Data tied to figure images:

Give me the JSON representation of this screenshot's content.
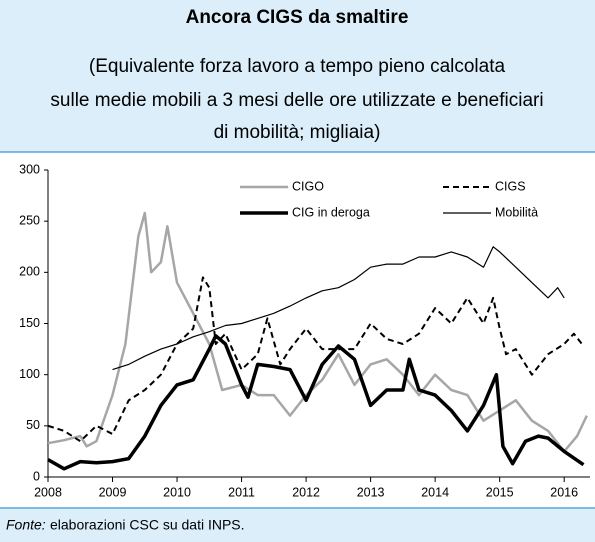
{
  "chart_data": {
    "type": "line",
    "title": "Ancora CIGS da smaltire",
    "subtitle": [
      "(Equivalente forza lavoro a tempo pieno calcolata",
      "sulle medie mobili a 3 mesi delle ore utilizzate e beneficiari",
      "di mobilità; migliaia)"
    ],
    "source_label": "Fonte:",
    "source": "elaborazioni CSC su dati INPS.",
    "xlim": [
      2008,
      2016.4
    ],
    "xticks": [
      2008,
      2009,
      2010,
      2011,
      2012,
      2013,
      2014,
      2015,
      2016
    ],
    "ylim": [
      0,
      300
    ],
    "yticks": [
      0,
      50,
      100,
      150,
      200,
      250,
      300
    ],
    "series": [
      {
        "name": "CIGO",
        "color": "#a6a6a6",
        "width": 2.5,
        "style": "solid",
        "x": [
          2008,
          2008.25,
          2008.5,
          2008.6,
          2008.75,
          2009,
          2009.2,
          2009.4,
          2009.5,
          2009.6,
          2009.75,
          2009.85,
          2010,
          2010.25,
          2010.5,
          2010.7,
          2011,
          2011.25,
          2011.5,
          2011.75,
          2012,
          2012.25,
          2012.5,
          2012.75,
          2013,
          2013.25,
          2013.5,
          2013.75,
          2014,
          2014.25,
          2014.5,
          2014.75,
          2015,
          2015.25,
          2015.5,
          2015.75,
          2016,
          2016.2,
          2016.35
        ],
        "values": [
          33,
          36,
          40,
          30,
          35,
          80,
          130,
          235,
          258,
          200,
          210,
          245,
          190,
          160,
          130,
          85,
          90,
          80,
          80,
          60,
          80,
          95,
          120,
          90,
          110,
          115,
          100,
          80,
          100,
          85,
          80,
          55,
          65,
          75,
          55,
          45,
          25,
          40,
          60
        ]
      },
      {
        "name": "CIGS",
        "color": "#000000",
        "width": 2,
        "style": "dashed",
        "x": [
          2008,
          2008.25,
          2008.5,
          2008.75,
          2009,
          2009.25,
          2009.5,
          2009.75,
          2010,
          2010.25,
          2010.4,
          2010.5,
          2010.6,
          2010.75,
          2011,
          2011.25,
          2011.4,
          2011.6,
          2011.75,
          2012,
          2012.25,
          2012.5,
          2012.75,
          2013,
          2013.25,
          2013.5,
          2013.75,
          2014,
          2014.25,
          2014.5,
          2014.75,
          2014.9,
          2015,
          2015.1,
          2015.25,
          2015.5,
          2015.75,
          2016,
          2016.15,
          2016.3
        ],
        "values": [
          50,
          45,
          35,
          50,
          42,
          75,
          85,
          100,
          130,
          145,
          195,
          185,
          130,
          140,
          105,
          120,
          155,
          110,
          125,
          145,
          125,
          125,
          125,
          150,
          135,
          130,
          140,
          165,
          150,
          175,
          150,
          175,
          145,
          120,
          125,
          100,
          120,
          130,
          140,
          128
        ]
      },
      {
        "name": "CIG in deroga",
        "color": "#000000",
        "width": 3.5,
        "style": "solid",
        "x": [
          2008,
          2008.25,
          2008.5,
          2008.75,
          2009,
          2009.25,
          2009.5,
          2009.75,
          2010,
          2010.25,
          2010.5,
          2010.6,
          2010.75,
          2011,
          2011.1,
          2011.25,
          2011.5,
          2011.75,
          2012,
          2012.25,
          2012.5,
          2012.75,
          2013,
          2013.25,
          2013.5,
          2013.6,
          2013.75,
          2014,
          2014.25,
          2014.5,
          2014.75,
          2014.95,
          2015.05,
          2015.2,
          2015.4,
          2015.6,
          2015.75,
          2016,
          2016.3
        ],
        "values": [
          17,
          8,
          15,
          14,
          15,
          18,
          40,
          70,
          90,
          95,
          125,
          138,
          130,
          90,
          78,
          110,
          108,
          105,
          75,
          110,
          128,
          115,
          70,
          85,
          85,
          115,
          85,
          80,
          65,
          45,
          70,
          100,
          30,
          13,
          35,
          40,
          38,
          25,
          12
        ]
      },
      {
        "name": "Mobilità",
        "color": "#000000",
        "width": 1.2,
        "style": "solid",
        "x": [
          2009,
          2009.25,
          2009.5,
          2009.75,
          2010,
          2010.25,
          2010.5,
          2010.75,
          2011,
          2011.25,
          2011.5,
          2011.75,
          2012,
          2012.25,
          2012.5,
          2012.75,
          2013,
          2013.25,
          2013.5,
          2013.75,
          2014,
          2014.25,
          2014.5,
          2014.75,
          2014.9,
          2015,
          2015.25,
          2015.5,
          2015.75,
          2015.9,
          2016
        ],
        "values": [
          105,
          110,
          118,
          125,
          130,
          137,
          142,
          148,
          150,
          155,
          160,
          167,
          175,
          182,
          185,
          193,
          205,
          208,
          208,
          215,
          215,
          220,
          215,
          205,
          225,
          220,
          205,
          190,
          175,
          185,
          175
        ]
      }
    ]
  }
}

What this task involves:
Quote the entries in full. Any image among them is to be omitted from the copy.

Worked solution:
Give me the JSON representation of this screenshot's content.
{
  "chart_data": {
    "type": "line",
    "title": "Ancora CIGS da smaltire",
    "subtitle": [
      "(Equivalente forza lavoro a tempo pieno calcolata",
      "sulle medie mobili a 3 mesi delle ore utilizzate e beneficiari",
      "di mobilità; migliaia)"
    ],
    "source_label": "Fonte:",
    "source": "elaborazioni CSC su dati INPS.",
    "xlim": [
      2008,
      2016.4
    ],
    "xticks": [
      2008,
      2009,
      2010,
      2011,
      2012,
      2013,
      2014,
      2015,
      2016
    ],
    "ylim": [
      0,
      300
    ],
    "yticks": [
      0,
      50,
      100,
      150,
      200,
      250,
      300
    ],
    "series": [
      {
        "name": "CIGO",
        "color": "#a6a6a6",
        "width": 2.5,
        "style": "solid",
        "x": [
          2008,
          2008.25,
          2008.5,
          2008.6,
          2008.75,
          2009,
          2009.2,
          2009.4,
          2009.5,
          2009.6,
          2009.75,
          2009.85,
          2010,
          2010.25,
          2010.5,
          2010.7,
          2011,
          2011.25,
          2011.5,
          2011.75,
          2012,
          2012.25,
          2012.5,
          2012.75,
          2013,
          2013.25,
          2013.5,
          2013.75,
          2014,
          2014.25,
          2014.5,
          2014.75,
          2015,
          2015.25,
          2015.5,
          2015.75,
          2016,
          2016.2,
          2016.35
        ],
        "values": [
          33,
          36,
          40,
          30,
          35,
          80,
          130,
          235,
          258,
          200,
          210,
          245,
          190,
          160,
          130,
          85,
          90,
          80,
          80,
          60,
          80,
          95,
          120,
          90,
          110,
          115,
          100,
          80,
          100,
          85,
          80,
          55,
          65,
          75,
          55,
          45,
          25,
          40,
          60
        ]
      },
      {
        "name": "CIGS",
        "color": "#000000",
        "width": 2,
        "style": "dashed",
        "x": [
          2008,
          2008.25,
          2008.5,
          2008.75,
          2009,
          2009.25,
          2009.5,
          2009.75,
          2010,
          2010.25,
          2010.4,
          2010.5,
          2010.6,
          2010.75,
          2011,
          2011.25,
          2011.4,
          2011.6,
          2011.75,
          2012,
          2012.25,
          2012.5,
          2012.75,
          2013,
          2013.25,
          2013.5,
          2013.75,
          2014,
          2014.25,
          2014.5,
          2014.75,
          2014.9,
          2015,
          2015.1,
          2015.25,
          2015.5,
          2015.75,
          2016,
          2016.15,
          2016.3
        ],
        "values": [
          50,
          45,
          35,
          50,
          42,
          75,
          85,
          100,
          130,
          145,
          195,
          185,
          130,
          140,
          105,
          120,
          155,
          110,
          125,
          145,
          125,
          125,
          125,
          150,
          135,
          130,
          140,
          165,
          150,
          175,
          150,
          175,
          145,
          120,
          125,
          100,
          120,
          130,
          140,
          128
        ]
      },
      {
        "name": "CIG in deroga",
        "color": "#000000",
        "width": 3.5,
        "style": "solid",
        "x": [
          2008,
          2008.25,
          2008.5,
          2008.75,
          2009,
          2009.25,
          2009.5,
          2009.75,
          2010,
          2010.25,
          2010.5,
          2010.6,
          2010.75,
          2011,
          2011.1,
          2011.25,
          2011.5,
          2011.75,
          2012,
          2012.25,
          2012.5,
          2012.75,
          2013,
          2013.25,
          2013.5,
          2013.6,
          2013.75,
          2014,
          2014.25,
          2014.5,
          2014.75,
          2014.95,
          2015.05,
          2015.2,
          2015.4,
          2015.6,
          2015.75,
          2016,
          2016.3
        ],
        "values": [
          17,
          8,
          15,
          14,
          15,
          18,
          40,
          70,
          90,
          95,
          125,
          138,
          130,
          90,
          78,
          110,
          108,
          105,
          75,
          110,
          128,
          115,
          70,
          85,
          85,
          115,
          85,
          80,
          65,
          45,
          70,
          100,
          30,
          13,
          35,
          40,
          38,
          25,
          12
        ]
      },
      {
        "name": "Mobilità",
        "color": "#000000",
        "width": 1.2,
        "style": "solid",
        "x": [
          2009,
          2009.25,
          2009.5,
          2009.75,
          2010,
          2010.25,
          2010.5,
          2010.75,
          2011,
          2011.25,
          2011.5,
          2011.75,
          2012,
          2012.25,
          2012.5,
          2012.75,
          2013,
          2013.25,
          2013.5,
          2013.75,
          2014,
          2014.25,
          2014.5,
          2014.75,
          2014.9,
          2015,
          2015.25,
          2015.5,
          2015.75,
          2015.9,
          2016
        ],
        "values": [
          105,
          110,
          118,
          125,
          130,
          137,
          142,
          148,
          150,
          155,
          160,
          167,
          175,
          182,
          185,
          193,
          205,
          208,
          208,
          215,
          215,
          220,
          215,
          205,
          225,
          220,
          205,
          190,
          175,
          185,
          175
        ]
      }
    ]
  }
}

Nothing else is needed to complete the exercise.